_Input for this task_
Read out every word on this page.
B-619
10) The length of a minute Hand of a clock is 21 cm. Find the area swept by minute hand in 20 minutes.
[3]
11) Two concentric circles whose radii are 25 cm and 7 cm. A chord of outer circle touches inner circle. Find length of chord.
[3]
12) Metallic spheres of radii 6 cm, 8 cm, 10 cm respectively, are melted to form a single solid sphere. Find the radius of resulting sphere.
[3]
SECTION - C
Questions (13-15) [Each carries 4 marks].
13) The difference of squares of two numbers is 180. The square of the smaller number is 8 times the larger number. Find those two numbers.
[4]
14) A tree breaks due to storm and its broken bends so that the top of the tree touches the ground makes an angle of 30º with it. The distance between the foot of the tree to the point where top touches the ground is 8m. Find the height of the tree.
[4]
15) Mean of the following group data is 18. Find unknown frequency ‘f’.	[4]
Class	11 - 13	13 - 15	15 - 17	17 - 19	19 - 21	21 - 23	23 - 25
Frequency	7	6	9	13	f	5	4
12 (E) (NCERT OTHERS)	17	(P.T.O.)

_Exercise brief_
Write out every entry again, keeping each line exactly the same.

_Exercise solution_
Read out every word on this page.
B-619
10) The length of a minute Hand of a clock is 21 cm. Find the area swept by minute hand in 20 minutes.
[3]
11) Two concentric circles whose radii are 25 cm and 7 cm. A chord of outer circle touches inner circle. Find length of chord.
[3]
12) Metallic spheres of radii 6 cm, 8 cm, 10 cm respectively, are melted to form a single solid sphere. Find the radius of resulting sphere.
[3]
SECTION - C
Questions (13-15) [Each carries 4 marks].
13) The difference of squares of two numbers is 180. The square of the smaller number is 8 times the larger number. Find those two numbers.
[4]
14) A tree breaks due to storm and its broken bends so that the top of the tree touches the ground makes an angle of 30º with it. The distance between the foot of the tree to the point where top touches the ground is 8m. Find the height of the tree.
[4]
15) Mean of the following group data is 18. Find unknown frequency ‘f’.	[4]
Class	11 - 13	13 - 15	15 - 17	17 - 19	19 - 21	21 - 23	23 - 25
Frequency	7	6	9	13	f	5	4
12 (E) (NCERT OTHERS)	17	(P.T.O.)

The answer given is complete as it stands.